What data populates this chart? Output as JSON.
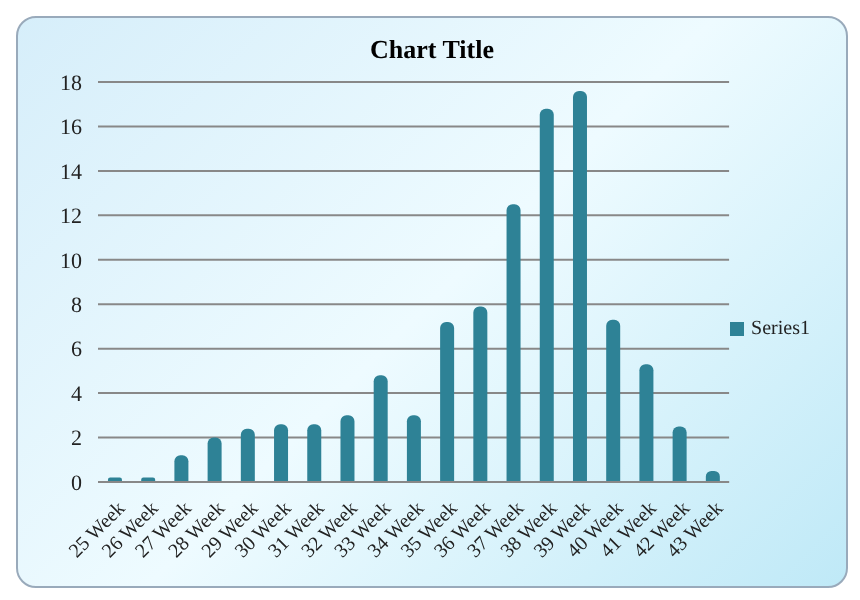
{
  "chart_data": {
    "type": "bar",
    "title": "Chart Title",
    "categories": [
      "25 Week",
      "26 Week",
      "27 Week",
      "28 Week",
      "29 Week",
      "30 Week",
      "31 Week",
      "32 Week",
      "33 Week",
      "34 Week",
      "35 Week",
      "36 Week",
      "37 Week",
      "38 Week",
      "39 Week",
      "40 Week",
      "41 Week",
      "42 Week",
      "43 Week"
    ],
    "series": [
      {
        "name": "Series1",
        "color": "#2e8296",
        "values": [
          0.2,
          0.2,
          1.2,
          2.0,
          2.4,
          2.6,
          2.6,
          3.0,
          4.8,
          3.0,
          7.2,
          7.9,
          12.5,
          16.8,
          17.6,
          7.3,
          5.3,
          2.5,
          0.5
        ]
      }
    ],
    "ylim": [
      0,
      18
    ],
    "yticks": [
      0,
      2,
      4,
      6,
      8,
      10,
      12,
      14,
      16,
      18
    ],
    "grid": "y",
    "legend": "right"
  }
}
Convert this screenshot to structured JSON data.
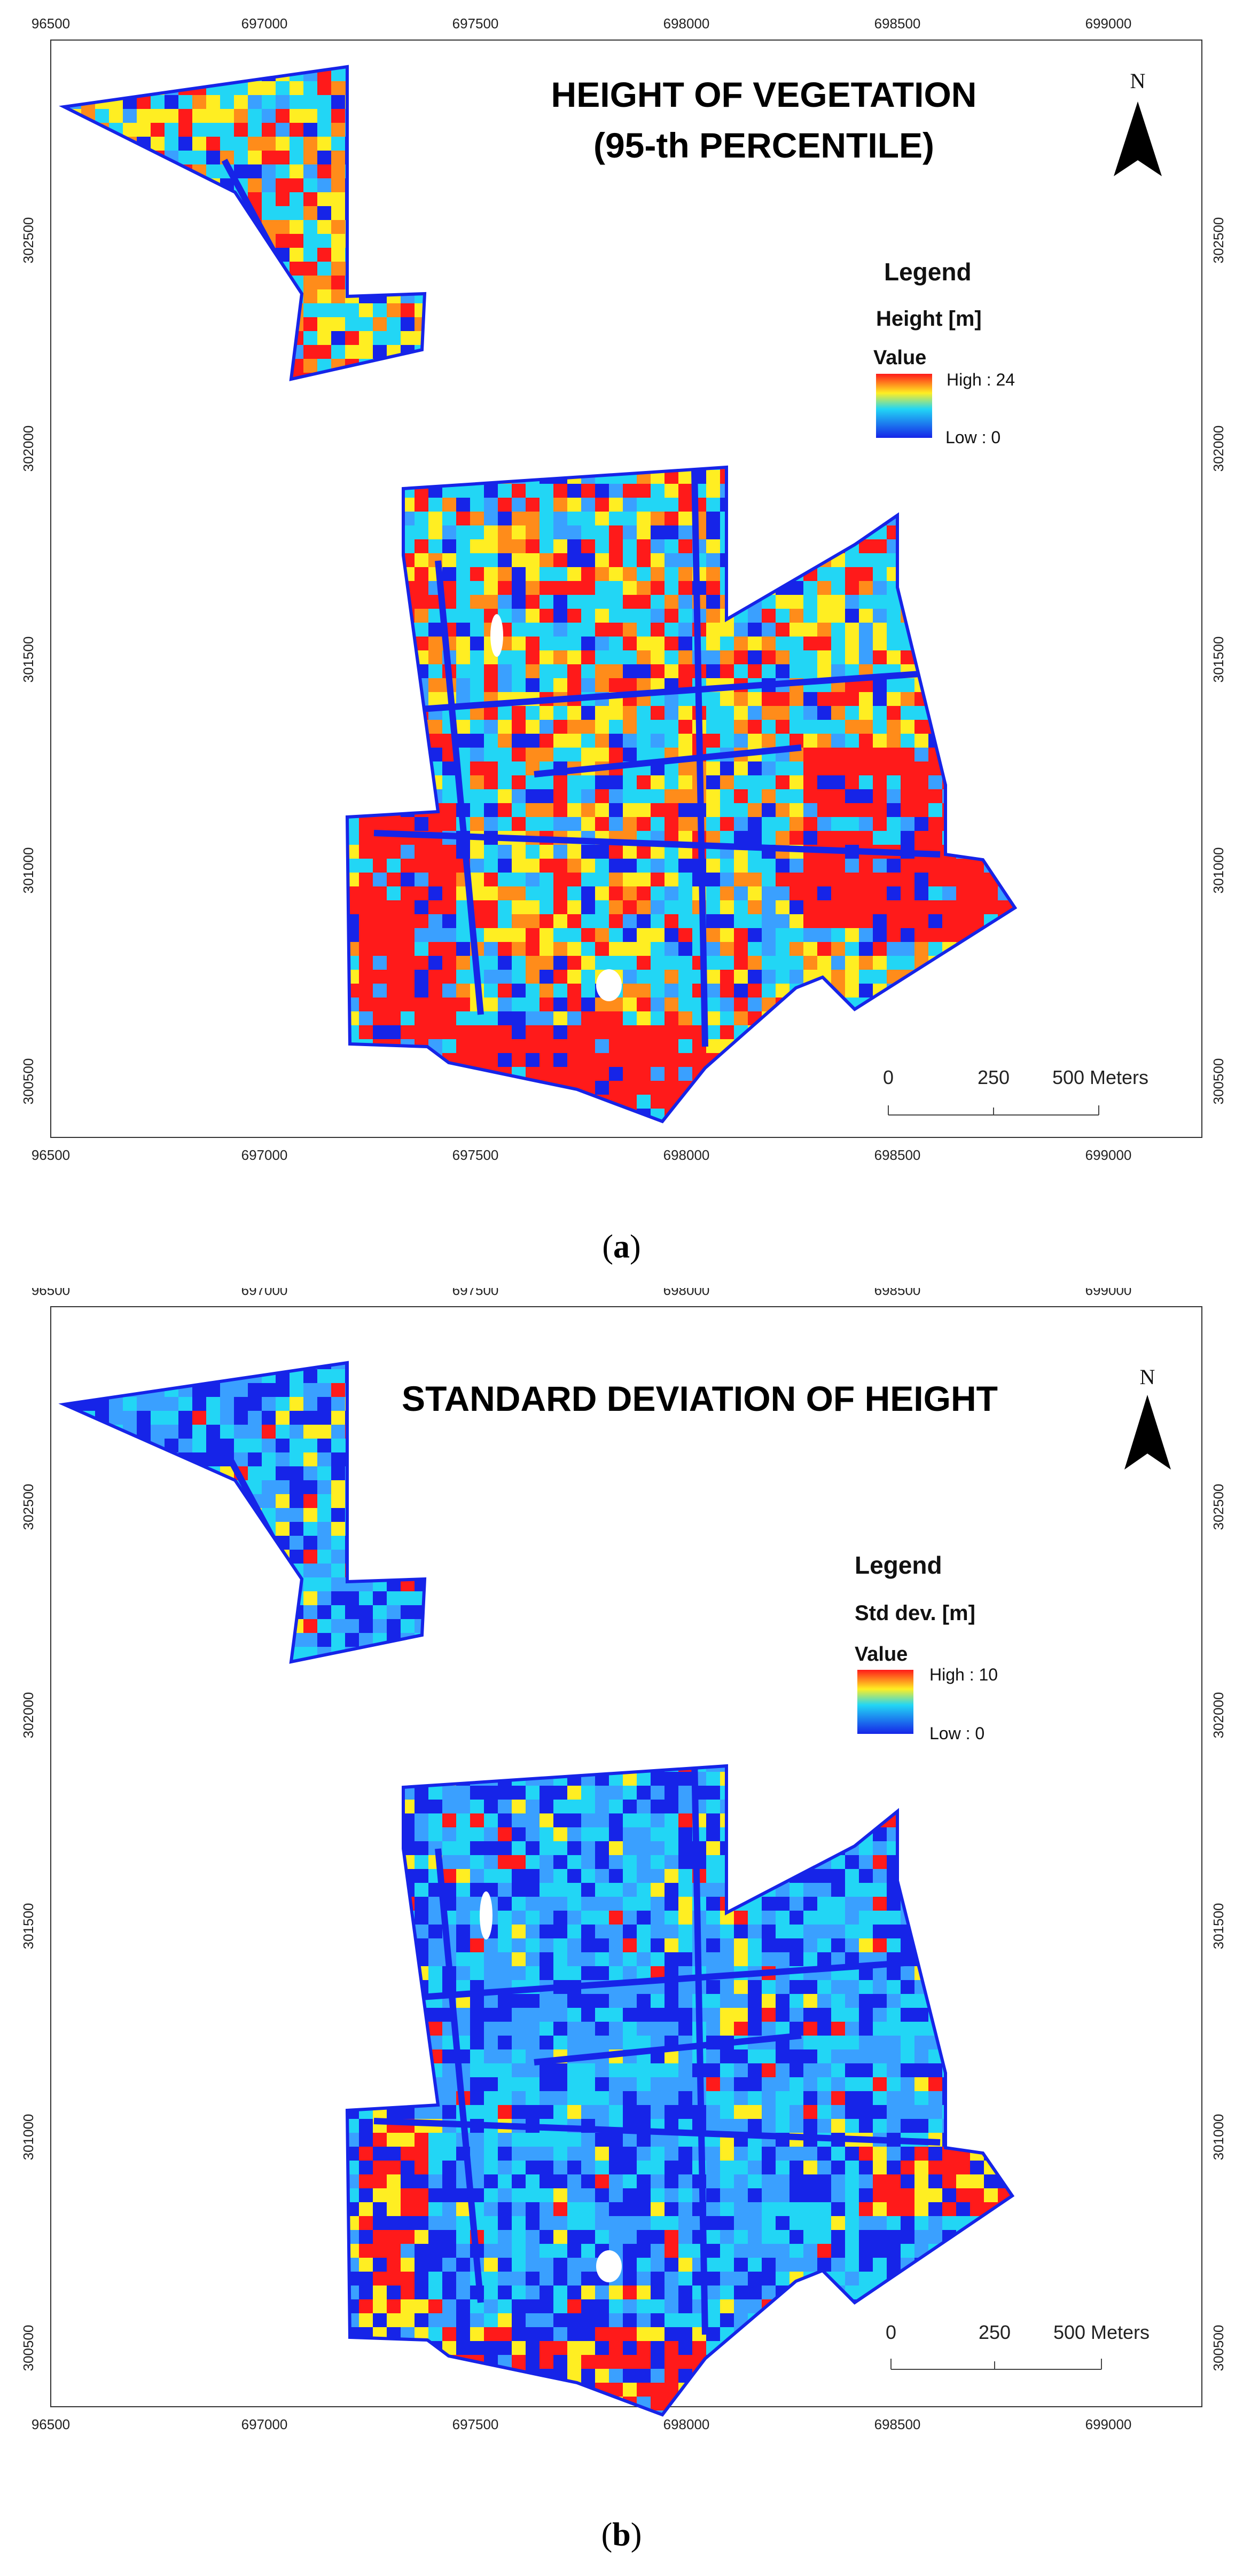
{
  "figure": {
    "colors": {
      "red": "#ff1a1a",
      "orange": "#ff8c1a",
      "yellow": "#ffee22",
      "cyan": "#22d6f5",
      "lightblue": "#3aa0ff",
      "blue": "#1624e8"
    },
    "panels": [
      {
        "id": "a",
        "caption_letter": "a",
        "title_lines": [
          "HEIGHT OF VEGETATION",
          "(95-th PERCENTILE)"
        ],
        "legend_heading": "Legend",
        "legend_title": "Height [m]",
        "legend_value_label": "Value",
        "legend_high": "High : 24",
        "legend_low": "Low : 0",
        "ticks_x": [
          "96500",
          "697000",
          "697500",
          "698000",
          "698500",
          "699000"
        ],
        "ticks_y": [
          "302500",
          "302000",
          "301500",
          "301000",
          "300500"
        ],
        "scale_labels": [
          "0",
          "250",
          "500 Meters"
        ],
        "north_label": "N",
        "dominant": "warm"
      },
      {
        "id": "b",
        "caption_letter": "b",
        "title_lines": [
          "STANDARD DEVIATION OF HEIGHT"
        ],
        "legend_heading": "Legend",
        "legend_title": "Std dev. [m]",
        "legend_value_label": "Value",
        "legend_high": "High : 10",
        "legend_low": "Low : 0",
        "ticks_x": [
          "96500",
          "697000",
          "697500",
          "698000",
          "698500",
          "699000"
        ],
        "ticks_y": [
          "302500",
          "302000",
          "301500",
          "301000",
          "300500"
        ],
        "scale_labels": [
          "0",
          "250",
          "500 Meters"
        ],
        "north_label": "N",
        "dominant": "cool"
      }
    ]
  }
}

Task details
Write out exactly the lines from the one containing "Convert this screenshot" to the last line of the records above, both included, and leave out any pictures.

Result for this task
Convert this screenshot to structured JSON data.
{
  "figure": {
    "colors": {
      "red": "#ff1a1a",
      "orange": "#ff8c1a",
      "yellow": "#ffee22",
      "cyan": "#22d6f5",
      "lightblue": "#3aa0ff",
      "blue": "#1624e8"
    },
    "panels": [
      {
        "id": "a",
        "caption_letter": "a",
        "title_lines": [
          "HEIGHT OF VEGETATION",
          "(95-th PERCENTILE)"
        ],
        "legend_heading": "Legend",
        "legend_title": "Height [m]",
        "legend_value_label": "Value",
        "legend_high": "High : 24",
        "legend_low": "Low : 0",
        "ticks_x": [
          "96500",
          "697000",
          "697500",
          "698000",
          "698500",
          "699000"
        ],
        "ticks_y": [
          "302500",
          "302000",
          "301500",
          "301000",
          "300500"
        ],
        "scale_labels": [
          "0",
          "250",
          "500 Meters"
        ],
        "north_label": "N",
        "dominant": "warm"
      },
      {
        "id": "b",
        "caption_letter": "b",
        "title_lines": [
          "STANDARD DEVIATION OF HEIGHT"
        ],
        "legend_heading": "Legend",
        "legend_title": "Std dev. [m]",
        "legend_value_label": "Value",
        "legend_high": "High : 10",
        "legend_low": "Low : 0",
        "ticks_x": [
          "96500",
          "697000",
          "697500",
          "698000",
          "698500",
          "699000"
        ],
        "ticks_y": [
          "302500",
          "302000",
          "301500",
          "301000",
          "300500"
        ],
        "scale_labels": [
          "0",
          "250",
          "500 Meters"
        ],
        "north_label": "N",
        "dominant": "cool"
      }
    ]
  }
}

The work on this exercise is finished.